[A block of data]
----------------

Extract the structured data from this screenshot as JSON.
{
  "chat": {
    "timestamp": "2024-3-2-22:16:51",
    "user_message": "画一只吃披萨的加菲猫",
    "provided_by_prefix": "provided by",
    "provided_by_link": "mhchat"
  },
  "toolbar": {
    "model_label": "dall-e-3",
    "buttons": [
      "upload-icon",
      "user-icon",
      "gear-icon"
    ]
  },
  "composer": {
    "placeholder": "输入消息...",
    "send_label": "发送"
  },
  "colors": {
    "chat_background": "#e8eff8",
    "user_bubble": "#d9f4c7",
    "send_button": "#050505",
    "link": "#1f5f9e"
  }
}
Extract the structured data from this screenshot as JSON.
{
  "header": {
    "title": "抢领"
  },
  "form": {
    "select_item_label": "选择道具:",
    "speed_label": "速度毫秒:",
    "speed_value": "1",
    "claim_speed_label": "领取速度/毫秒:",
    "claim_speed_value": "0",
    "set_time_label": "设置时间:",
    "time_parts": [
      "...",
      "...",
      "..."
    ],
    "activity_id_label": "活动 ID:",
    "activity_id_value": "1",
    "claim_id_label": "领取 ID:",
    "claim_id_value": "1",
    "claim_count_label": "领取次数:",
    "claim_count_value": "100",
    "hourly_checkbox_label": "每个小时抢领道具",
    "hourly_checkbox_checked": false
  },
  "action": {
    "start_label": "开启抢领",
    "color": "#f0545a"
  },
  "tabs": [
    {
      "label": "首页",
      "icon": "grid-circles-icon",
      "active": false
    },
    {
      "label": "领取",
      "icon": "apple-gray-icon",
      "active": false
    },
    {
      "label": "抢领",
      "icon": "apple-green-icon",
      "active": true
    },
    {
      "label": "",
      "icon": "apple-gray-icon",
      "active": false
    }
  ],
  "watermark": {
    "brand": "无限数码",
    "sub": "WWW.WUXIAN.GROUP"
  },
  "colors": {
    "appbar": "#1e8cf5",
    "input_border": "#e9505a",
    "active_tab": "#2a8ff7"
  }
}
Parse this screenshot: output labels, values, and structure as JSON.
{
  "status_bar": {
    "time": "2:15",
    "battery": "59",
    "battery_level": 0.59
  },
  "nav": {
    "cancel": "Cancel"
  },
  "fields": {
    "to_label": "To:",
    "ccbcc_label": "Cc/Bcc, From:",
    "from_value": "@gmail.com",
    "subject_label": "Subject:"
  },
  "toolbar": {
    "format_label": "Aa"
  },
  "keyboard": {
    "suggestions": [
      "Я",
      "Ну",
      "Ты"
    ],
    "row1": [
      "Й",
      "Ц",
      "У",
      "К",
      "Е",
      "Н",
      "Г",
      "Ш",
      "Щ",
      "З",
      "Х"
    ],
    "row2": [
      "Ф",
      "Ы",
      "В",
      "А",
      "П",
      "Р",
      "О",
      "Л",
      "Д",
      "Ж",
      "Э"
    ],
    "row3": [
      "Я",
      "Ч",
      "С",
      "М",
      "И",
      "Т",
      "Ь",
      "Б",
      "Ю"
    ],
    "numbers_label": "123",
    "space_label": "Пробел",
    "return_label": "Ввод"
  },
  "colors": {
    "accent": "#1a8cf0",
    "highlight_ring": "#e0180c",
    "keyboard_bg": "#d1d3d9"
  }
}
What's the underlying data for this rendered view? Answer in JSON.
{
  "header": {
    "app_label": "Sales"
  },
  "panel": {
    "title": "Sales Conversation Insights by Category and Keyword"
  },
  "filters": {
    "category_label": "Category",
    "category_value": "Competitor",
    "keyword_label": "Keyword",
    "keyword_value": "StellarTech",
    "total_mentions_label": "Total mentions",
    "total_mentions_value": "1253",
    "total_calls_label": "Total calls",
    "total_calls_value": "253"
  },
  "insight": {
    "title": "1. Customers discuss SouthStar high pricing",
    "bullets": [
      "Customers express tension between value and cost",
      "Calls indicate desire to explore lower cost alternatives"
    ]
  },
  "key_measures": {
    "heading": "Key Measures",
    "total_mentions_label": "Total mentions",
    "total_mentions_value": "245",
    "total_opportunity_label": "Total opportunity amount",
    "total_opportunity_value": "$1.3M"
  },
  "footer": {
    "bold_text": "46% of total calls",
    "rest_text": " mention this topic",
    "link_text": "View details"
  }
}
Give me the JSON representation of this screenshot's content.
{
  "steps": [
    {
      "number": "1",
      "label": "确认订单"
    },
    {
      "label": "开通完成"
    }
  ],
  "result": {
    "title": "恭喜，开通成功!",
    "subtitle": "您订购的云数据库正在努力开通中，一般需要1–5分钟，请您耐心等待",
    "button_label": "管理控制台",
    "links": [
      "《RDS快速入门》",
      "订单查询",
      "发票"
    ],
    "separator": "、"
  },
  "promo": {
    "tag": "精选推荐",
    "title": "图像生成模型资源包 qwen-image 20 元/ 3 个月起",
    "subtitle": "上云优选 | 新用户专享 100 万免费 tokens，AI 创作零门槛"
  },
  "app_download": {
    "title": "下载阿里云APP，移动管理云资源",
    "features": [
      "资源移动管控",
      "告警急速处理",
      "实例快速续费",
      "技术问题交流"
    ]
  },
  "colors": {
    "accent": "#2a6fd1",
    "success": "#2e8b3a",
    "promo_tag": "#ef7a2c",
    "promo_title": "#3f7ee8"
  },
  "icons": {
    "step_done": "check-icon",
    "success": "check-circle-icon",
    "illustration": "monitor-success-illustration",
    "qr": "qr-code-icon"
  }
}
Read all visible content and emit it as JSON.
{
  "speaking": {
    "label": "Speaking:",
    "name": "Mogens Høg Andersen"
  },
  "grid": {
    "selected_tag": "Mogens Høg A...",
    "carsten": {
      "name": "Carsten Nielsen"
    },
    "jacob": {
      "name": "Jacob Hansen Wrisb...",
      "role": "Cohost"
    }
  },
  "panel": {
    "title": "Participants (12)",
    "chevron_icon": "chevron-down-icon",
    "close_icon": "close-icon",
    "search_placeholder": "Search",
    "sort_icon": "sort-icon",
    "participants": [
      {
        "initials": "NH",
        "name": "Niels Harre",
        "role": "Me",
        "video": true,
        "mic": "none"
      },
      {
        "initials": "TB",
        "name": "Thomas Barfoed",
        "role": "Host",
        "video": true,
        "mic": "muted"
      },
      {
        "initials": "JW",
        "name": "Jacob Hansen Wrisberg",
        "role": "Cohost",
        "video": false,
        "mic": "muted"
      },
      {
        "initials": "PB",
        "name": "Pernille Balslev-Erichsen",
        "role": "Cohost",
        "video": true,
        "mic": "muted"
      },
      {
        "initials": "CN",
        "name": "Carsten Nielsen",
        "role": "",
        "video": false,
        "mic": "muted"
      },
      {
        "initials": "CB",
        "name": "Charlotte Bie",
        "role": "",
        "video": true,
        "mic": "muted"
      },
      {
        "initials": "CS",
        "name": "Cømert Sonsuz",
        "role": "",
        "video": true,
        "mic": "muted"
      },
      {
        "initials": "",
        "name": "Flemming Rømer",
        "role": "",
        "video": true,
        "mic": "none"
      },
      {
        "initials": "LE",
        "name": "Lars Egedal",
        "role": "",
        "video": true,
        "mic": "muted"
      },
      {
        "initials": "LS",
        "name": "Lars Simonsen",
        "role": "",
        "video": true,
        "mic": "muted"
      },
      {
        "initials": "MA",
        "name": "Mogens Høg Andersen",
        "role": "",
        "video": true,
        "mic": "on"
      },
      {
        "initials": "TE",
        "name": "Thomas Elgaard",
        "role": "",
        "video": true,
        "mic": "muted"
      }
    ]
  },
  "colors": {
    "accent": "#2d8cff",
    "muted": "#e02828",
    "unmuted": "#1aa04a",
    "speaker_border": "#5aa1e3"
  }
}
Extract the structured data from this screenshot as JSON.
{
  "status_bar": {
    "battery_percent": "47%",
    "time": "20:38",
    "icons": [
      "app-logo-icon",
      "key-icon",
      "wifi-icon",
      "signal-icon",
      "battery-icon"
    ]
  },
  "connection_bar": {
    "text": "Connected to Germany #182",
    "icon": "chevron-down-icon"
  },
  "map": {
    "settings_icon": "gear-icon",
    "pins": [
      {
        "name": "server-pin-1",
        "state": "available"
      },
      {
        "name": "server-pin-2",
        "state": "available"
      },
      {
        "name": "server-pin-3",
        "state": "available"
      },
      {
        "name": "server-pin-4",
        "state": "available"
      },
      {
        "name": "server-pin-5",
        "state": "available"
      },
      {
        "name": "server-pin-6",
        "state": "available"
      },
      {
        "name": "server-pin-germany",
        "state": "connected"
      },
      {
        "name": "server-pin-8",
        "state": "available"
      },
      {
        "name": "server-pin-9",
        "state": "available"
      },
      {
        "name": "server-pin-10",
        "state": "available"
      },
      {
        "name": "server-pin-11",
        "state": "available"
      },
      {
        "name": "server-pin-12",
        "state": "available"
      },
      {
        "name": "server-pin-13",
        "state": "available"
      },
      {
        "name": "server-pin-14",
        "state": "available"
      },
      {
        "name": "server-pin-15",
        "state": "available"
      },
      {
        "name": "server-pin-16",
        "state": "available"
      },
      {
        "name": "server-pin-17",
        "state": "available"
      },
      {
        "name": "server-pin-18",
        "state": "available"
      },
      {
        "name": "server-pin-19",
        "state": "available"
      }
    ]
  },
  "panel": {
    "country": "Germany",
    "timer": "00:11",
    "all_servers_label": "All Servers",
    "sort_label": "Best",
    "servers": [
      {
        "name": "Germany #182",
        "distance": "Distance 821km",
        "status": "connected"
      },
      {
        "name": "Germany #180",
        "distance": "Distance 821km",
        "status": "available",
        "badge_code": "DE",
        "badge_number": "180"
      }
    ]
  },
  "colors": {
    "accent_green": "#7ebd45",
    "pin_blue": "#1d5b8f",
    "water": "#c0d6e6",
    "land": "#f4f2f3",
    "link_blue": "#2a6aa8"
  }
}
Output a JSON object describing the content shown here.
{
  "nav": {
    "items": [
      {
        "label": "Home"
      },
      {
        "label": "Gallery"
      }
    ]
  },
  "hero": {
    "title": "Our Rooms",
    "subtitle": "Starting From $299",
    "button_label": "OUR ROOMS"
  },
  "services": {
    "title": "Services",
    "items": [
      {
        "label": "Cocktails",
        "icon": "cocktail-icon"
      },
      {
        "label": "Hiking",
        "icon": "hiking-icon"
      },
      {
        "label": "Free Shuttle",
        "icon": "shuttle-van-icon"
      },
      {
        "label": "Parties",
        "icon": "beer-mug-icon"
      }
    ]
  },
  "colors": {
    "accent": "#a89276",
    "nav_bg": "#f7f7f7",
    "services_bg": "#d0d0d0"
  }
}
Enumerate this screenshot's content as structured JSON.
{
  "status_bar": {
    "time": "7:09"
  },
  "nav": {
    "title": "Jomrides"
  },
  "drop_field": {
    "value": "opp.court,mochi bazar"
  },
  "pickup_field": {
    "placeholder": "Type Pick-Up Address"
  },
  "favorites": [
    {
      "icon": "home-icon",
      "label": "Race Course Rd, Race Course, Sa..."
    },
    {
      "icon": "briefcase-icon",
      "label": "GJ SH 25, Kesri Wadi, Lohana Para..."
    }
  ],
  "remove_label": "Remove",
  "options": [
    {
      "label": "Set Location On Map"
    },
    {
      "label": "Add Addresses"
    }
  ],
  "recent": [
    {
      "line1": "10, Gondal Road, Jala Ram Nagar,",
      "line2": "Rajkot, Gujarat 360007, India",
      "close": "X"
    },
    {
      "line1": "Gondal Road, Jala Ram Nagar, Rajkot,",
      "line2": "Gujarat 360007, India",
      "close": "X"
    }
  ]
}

----------------

* _Challenge_:
Extract every line from the one containing "Enumerate this screenshot's" through the last line of the data, inclusive, exactly as written.

* _Reply to the exercise_:
Enumerate this screenshot's content as structured JSON.
{
  "status_bar": {
    "time": "7:09"
  },
  "nav": {
    "title": "Jomrides"
  },
  "drop_field": {
    "value": "opp.court,mochi bazar"
  },
  "pickup_field": {
    "placeholder": "Type Pick-Up Address"
  },
  "favorites": [
    {
      "icon": "home-icon",
      "label": "Race Course Rd, Race Course, Sa..."
    },
    {
      "icon": "briefcase-icon",
      "label": "GJ SH 25, Kesri Wadi, Lohana Para..."
    }
  ],
  "remove_label": "Remove",
  "options": [
    {
      "label": "Set Location On Map"
    },
    {
      "label": "Add Addresses"
    }
  ],
  "recent": [
    {
      "line1": "10, Gondal Road, Jala Ram Nagar,",
      "line2": "Rajkot, Gujarat 360007, India",
      "close": "X"
    },
    {
      "line1": "Gondal Road, Jala Ram Nagar, Rajkot,",
      "line2": "Gujarat 360007, India",
      "close": "X"
    }
  ]
}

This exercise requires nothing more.